-- start Data extract --

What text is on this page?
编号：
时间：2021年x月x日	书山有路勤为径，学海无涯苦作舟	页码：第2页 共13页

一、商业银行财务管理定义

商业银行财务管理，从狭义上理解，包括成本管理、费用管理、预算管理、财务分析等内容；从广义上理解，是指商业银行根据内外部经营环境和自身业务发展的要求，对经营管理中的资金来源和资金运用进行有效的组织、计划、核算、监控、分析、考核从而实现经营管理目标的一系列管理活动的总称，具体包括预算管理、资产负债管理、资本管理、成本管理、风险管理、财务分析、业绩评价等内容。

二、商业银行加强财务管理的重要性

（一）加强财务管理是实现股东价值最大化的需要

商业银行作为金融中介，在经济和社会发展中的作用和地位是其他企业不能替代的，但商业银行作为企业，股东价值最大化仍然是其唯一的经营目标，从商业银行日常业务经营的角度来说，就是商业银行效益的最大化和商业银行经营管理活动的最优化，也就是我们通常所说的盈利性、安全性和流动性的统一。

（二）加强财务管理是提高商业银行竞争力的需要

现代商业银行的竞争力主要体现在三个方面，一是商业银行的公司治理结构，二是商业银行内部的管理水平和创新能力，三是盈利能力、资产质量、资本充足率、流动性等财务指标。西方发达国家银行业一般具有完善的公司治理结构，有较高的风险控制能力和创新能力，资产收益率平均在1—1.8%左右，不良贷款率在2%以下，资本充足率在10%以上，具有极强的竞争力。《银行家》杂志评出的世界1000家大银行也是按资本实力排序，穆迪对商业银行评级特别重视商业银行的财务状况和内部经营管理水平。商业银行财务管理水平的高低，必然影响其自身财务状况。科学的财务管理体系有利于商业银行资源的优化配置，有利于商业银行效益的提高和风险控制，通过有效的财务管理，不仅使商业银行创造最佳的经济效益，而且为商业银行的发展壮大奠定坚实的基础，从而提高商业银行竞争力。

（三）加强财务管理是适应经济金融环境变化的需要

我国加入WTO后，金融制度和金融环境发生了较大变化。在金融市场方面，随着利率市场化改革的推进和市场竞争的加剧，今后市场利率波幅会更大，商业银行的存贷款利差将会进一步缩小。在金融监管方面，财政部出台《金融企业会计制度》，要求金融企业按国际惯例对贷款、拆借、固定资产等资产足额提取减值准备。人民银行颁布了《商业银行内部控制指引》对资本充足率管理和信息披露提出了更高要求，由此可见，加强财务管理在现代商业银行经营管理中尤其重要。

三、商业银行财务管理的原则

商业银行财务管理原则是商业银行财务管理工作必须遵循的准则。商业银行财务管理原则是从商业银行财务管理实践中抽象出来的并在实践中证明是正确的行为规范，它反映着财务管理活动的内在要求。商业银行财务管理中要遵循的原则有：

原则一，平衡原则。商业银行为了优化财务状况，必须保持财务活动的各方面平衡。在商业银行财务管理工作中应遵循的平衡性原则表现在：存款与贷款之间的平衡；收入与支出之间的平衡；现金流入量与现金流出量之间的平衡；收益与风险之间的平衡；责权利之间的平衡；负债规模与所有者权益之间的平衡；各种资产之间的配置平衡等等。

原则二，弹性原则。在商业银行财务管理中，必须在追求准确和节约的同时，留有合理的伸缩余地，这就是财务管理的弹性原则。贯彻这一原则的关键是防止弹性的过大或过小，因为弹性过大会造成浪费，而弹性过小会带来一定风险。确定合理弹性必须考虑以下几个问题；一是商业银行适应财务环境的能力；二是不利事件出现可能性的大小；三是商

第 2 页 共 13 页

-- end Data extract --

Please set down all the data word for word.

## Expected output
What text is on this page?
编号：
时间：2021年x月x日	书山有路勤为径，学海无涯苦作舟	页码：第2页 共13页

一、商业银行财务管理定义

商业银行财务管理，从狭义上理解，包括成本管理、费用管理、预算管理、财务分析等内容；从广义上理解，是指商业银行根据内外部经营环境和自身业务发展的要求，对经营管理中的资金来源和资金运用进行有效的组织、计划、核算、监控、分析、考核从而实现经营管理目标的一系列管理活动的总称，具体包括预算管理、资产负债管理、资本管理、成本管理、风险管理、财务分析、业绩评价等内容。

二、商业银行加强财务管理的重要性

（一）加强财务管理是实现股东价值最大化的需要

商业银行作为金融中介，在经济和社会发展中的作用和地位是其他企业不能替代的，但商业银行作为企业，股东价值最大化仍然是其唯一的经营目标，从商业银行日常业务经营的角度来说，就是商业银行效益的最大化和商业银行经营管理活动的最优化，也就是我们通常所说的盈利性、安全性和流动性的统一。

（二）加强财务管理是提高商业银行竞争力的需要

现代商业银行的竞争力主要体现在三个方面，一是商业银行的公司治理结构，二是商业银行内部的管理水平和创新能力，三是盈利能力、资产质量、资本充足率、流动性等财务指标。西方发达国家银行业一般具有完善的公司治理结构，有较高的风险控制能力和创新能力，资产收益率平均在1—1.8%左右，不良贷款率在2%以下，资本充足率在10%以上，具有极强的竞争力。《银行家》杂志评出的世界1000家大银行也是按资本实力排序，穆迪对商业银行评级特别重视商业银行的财务状况和内部经营管理水平。商业银行财务管理水平的高低，必然影响其自身财务状况。科学的财务管理体系有利于商业银行资源的优化配置，有利于商业银行效益的提高和风险控制，通过有效的财务管理，不仅使商业银行创造最佳的经济效益，而且为商业银行的发展壮大奠定坚实的基础，从而提高商业银行竞争力。

（三）加强财务管理是适应经济金融环境变化的需要

我国加入WTO后，金融制度和金融环境发生了较大变化。在金融市场方面，随着利率市场化改革的推进和市场竞争的加剧，今后市场利率波幅会更大，商业银行的存贷款利差将会进一步缩小。在金融监管方面，财政部出台《金融企业会计制度》，要求金融企业按国际惯例对贷款、拆借、固定资产等资产足额提取减值准备。人民银行颁布了《商业银行内部控制指引》对资本充足率管理和信息披露提出了更高要求，由此可见，加强财务管理在现代商业银行经营管理中尤其重要。

三、商业银行财务管理的原则

商业银行财务管理原则是商业银行财务管理工作必须遵循的准则。商业银行财务管理原则是从商业银行财务管理实践中抽象出来的并在实践中证明是正确的行为规范，它反映着财务管理活动的内在要求。商业银行财务管理中要遵循的原则有：

原则一，平衡原则。商业银行为了优化财务状况，必须保持财务活动的各方面平衡。在商业银行财务管理工作中应遵循的平衡性原则表现在：存款与贷款之间的平衡；收入与支出之间的平衡；现金流入量与现金流出量之间的平衡；收益与风险之间的平衡；责权利之间的平衡；负债规模与所有者权益之间的平衡；各种资产之间的配置平衡等等。

原则二，弹性原则。在商业银行财务管理中，必须在追求准确和节约的同时，留有合理的伸缩余地，这就是财务管理的弹性原则。贯彻这一原则的关键是防止弹性的过大或过小，因为弹性过大会造成浪费，而弹性过小会带来一定风险。确定合理弹性必须考虑以下几个问题；一是商业银行适应财务环境的能力；二是不利事件出现可能性的大小；三是商

第 2 页 共 13 页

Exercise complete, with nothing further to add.